WRITTEN INSTRUCTION A: In the listing, change "description-line" to "caption-line" throughout the lines starting with the one that contains "author-name[interactable]: Lada Ferre" and going on through the one that contains "heart-icon — [1032, 65, 1052, 83]". Return only those lines, with nothing else altered.

TEXT EXCERPT:
-----

Paid in Full (2002 film) - Wikipedia
|Paid in Full|
|Directed by||Charles Stone III|
|Written by||Matthew Cirulnick|
Azie Faison (earlier screenplay)
|Produced by||Damon Dash|
|Starring||Wood Harris |
|Narrated by||Wood Harris|
|Edited by||Bill Pankow, A.C.E, Patricia Bowers|
|Music by||Vernon Reid and Frank Fitzpatrick|
|Distributed by||Miramax Films|
|October 25, 2002|
|Box office||$3.1 million|
Paid in Full is a 2002 American crime drama film directed by Charles Stone III. The characters Ace (Wood Harris), Mitch (Mekhi Phifer), and Rico (Cam'ron), are fictionally based on the 1980s Harlem drug dealers Azie "AZ" Faison, Rich Porter, and Alpo Martinez. The title of the film is borrowed from the 1987 album and song by Eric B. & Rakim.
Ace is a young man living with his mom and sister in the Harlem ghetto working a dead-end job at a dry cleaning shop. His sister Dora’s boyfriend, Calvin, is a successful cocaine dealer while Ace's close friend Mitch is a flashy, popular drug dealer. Despite both of them promising a life of easy money, expensive cars and women, Ace decides to live a law-abiding life. While at work, Ace finds some cocaine in one of his customers’ pants. The customer, Lulu, is a cocaine supplier who lets Ace keep the drug. When Calvin gets arrested on drug charges, Ace runs into one of his customers and easily sells him the cocaine for $100. Impressed, Ace goes back to Lulu for more cocaine to sell.
Lulu has a top-quality supply of cocaine which Ace sells on the street at a cheap price, quickly luring away customers from other drug dealers. Ace starts wholesaling his product to other dealers in the neighborhood, believing everyone can make money and be happy. Meanwhile, Mitch is arrested for killing a stickup man who robbed one of his workers. When a fight breaks out between Mitch and another inmate, Mitch is aided by East Harlem inmate Rico who impresses Mitch by his ferocity and show of support. Mitch is able to beat his murder charge and both him and Rico join Ace's drug empire when released from prison. The trio become wealthy, buying foreign cars, jewelry and expensive champagne. Ace maintains a low profile, Mitch returns to his life as the popular hustler while Rico is a ruthless enforcer who worries Ace with his overzealous, high-profile behavior.

-----

INFORMATION PROVIDED:
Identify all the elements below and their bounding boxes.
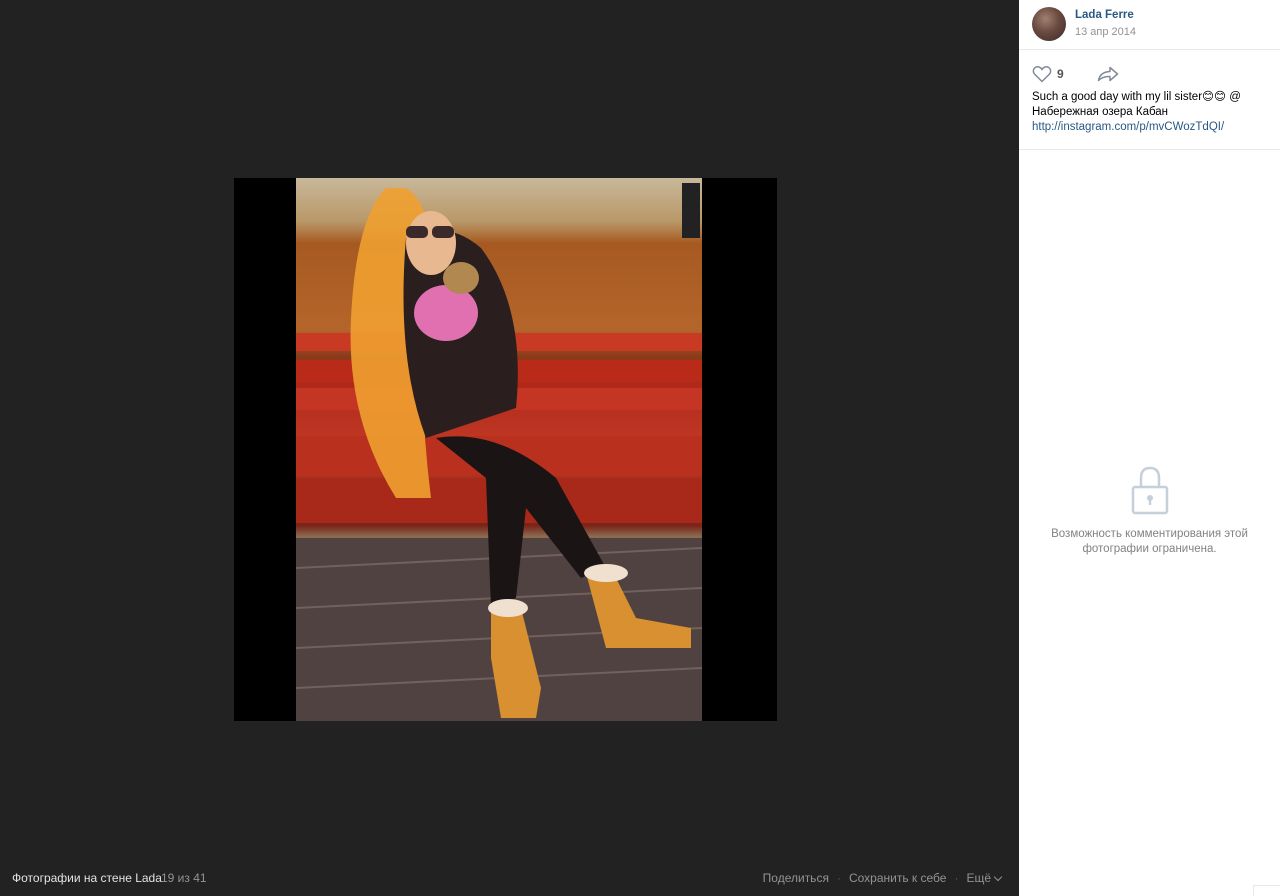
author-name[interactable]: Lada Ferre — [1075, 9, 1134, 21]
author-header: Lada Ferre 13 апр 2014 — [1019, 0, 1280, 50]
restricted-text: фотографии ограничена. — [1082, 543, 1217, 555]
photo-viewer: Фотографии на стене Lada 19 из 41 Подели… — [0, 0, 1019, 896]
like-count: 9 — [1057, 67, 1064, 81]
like-button[interactable]: 9 — [1032, 65, 1064, 83]
description-line: Such a good day with my lil sister😊😊 @ — [1032, 91, 1241, 103]
instagram-link[interactable]: http://instagram.com/p/mvCWozTdQI/ — [1032, 121, 1224, 133]
share-link[interactable]: Поделиться — [763, 871, 829, 885]
description-line: Набережная озера Кабан — [1032, 106, 1169, 118]
post-date[interactable]: 13 апр 2014 — [1075, 26, 1136, 38]
heart-icon — [1032, 65, 1052, 83]
footer-actions: Поделиться · Сохранить к себе · Ещё — [763, 871, 1003, 885]
separator-dot: · — [836, 871, 841, 885]
photo-sidebar: Lada Ferre 13 апр 2014 9 Such a good day… — [1019, 0, 1280, 896]
lock-icon — [1131, 466, 1168, 515]
viewer-footer: Фотографии на стене Lada 19 из 41 Подели… — [0, 870, 1019, 896]
photo-illustration — [296, 183, 702, 721]
photo[interactable] — [296, 178, 702, 721]
avatar[interactable] — [1032, 7, 1066, 41]
photo-counter: 19 из 41 — [161, 871, 207, 885]
more-menu[interactable]: Ещё — [966, 871, 1003, 885]
photo-description: Such a good day with my lil sister😊😊 @ Н… — [1032, 90, 1270, 135]
share-arrow-icon[interactable] — [1097, 66, 1119, 82]
separator-dot: · — [954, 871, 959, 885]
restricted-text: Возможность комментирования этой — [1051, 528, 1248, 540]
more-label: Ещё — [966, 871, 991, 885]
scrollbar-corner — [1253, 885, 1280, 896]
divider — [1019, 149, 1280, 150]
comments-restricted: Возможность комментирования этой фотогра… — [1039, 465, 1260, 557]
save-to-self-link[interactable]: Сохранить к себе — [849, 871, 947, 885]
photo-frame[interactable] — [234, 178, 777, 721]
chevron-down-icon — [993, 872, 1003, 882]
album-title[interactable]: Фотографии на стене Lada — [12, 871, 162, 885]
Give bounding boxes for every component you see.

-----

WRITTEN INSTRUCTION B:
Answer these questions from the Paid in Full film article:
(i) Which company distributed the film?
(ii) Where does Ace work at the start of the story?
(iii) For how much does Ace sell the cocaine to the first customer?

FULL OUTPUT A:
author-name[interactable]: Lada Ferre — [1075, 9, 1134, 21]
author-header: Lada Ferre 13 апр 2014 — [1019, 0, 1280, 50]
restricted-text: фотографии ограничена. — [1082, 543, 1217, 555]
photo-viewer: Фотографии на стене Lada 19 из 41 Подели… — [0, 0, 1019, 896]
like-count: 9 — [1057, 67, 1064, 81]
like-button[interactable]: 9 — [1032, 65, 1064, 83]
caption-line: Such a good day with my lil sister😊😊 @ — [1032, 91, 1241, 103]
instagram-link[interactable]: http://instagram.com/p/mvCWozTdQI/ — [1032, 121, 1224, 133]
share-link[interactable]: Поделиться — [763, 871, 829, 885]
caption-line: Набережная озера Кабан — [1032, 106, 1169, 118]
post-date[interactable]: 13 апр 2014 — [1075, 26, 1136, 38]
heart-icon — [1032, 65, 1052, 83]

FULL OUTPUT B:
(i) Miramax Films
(ii) At a dry cleaning shop
(iii) $100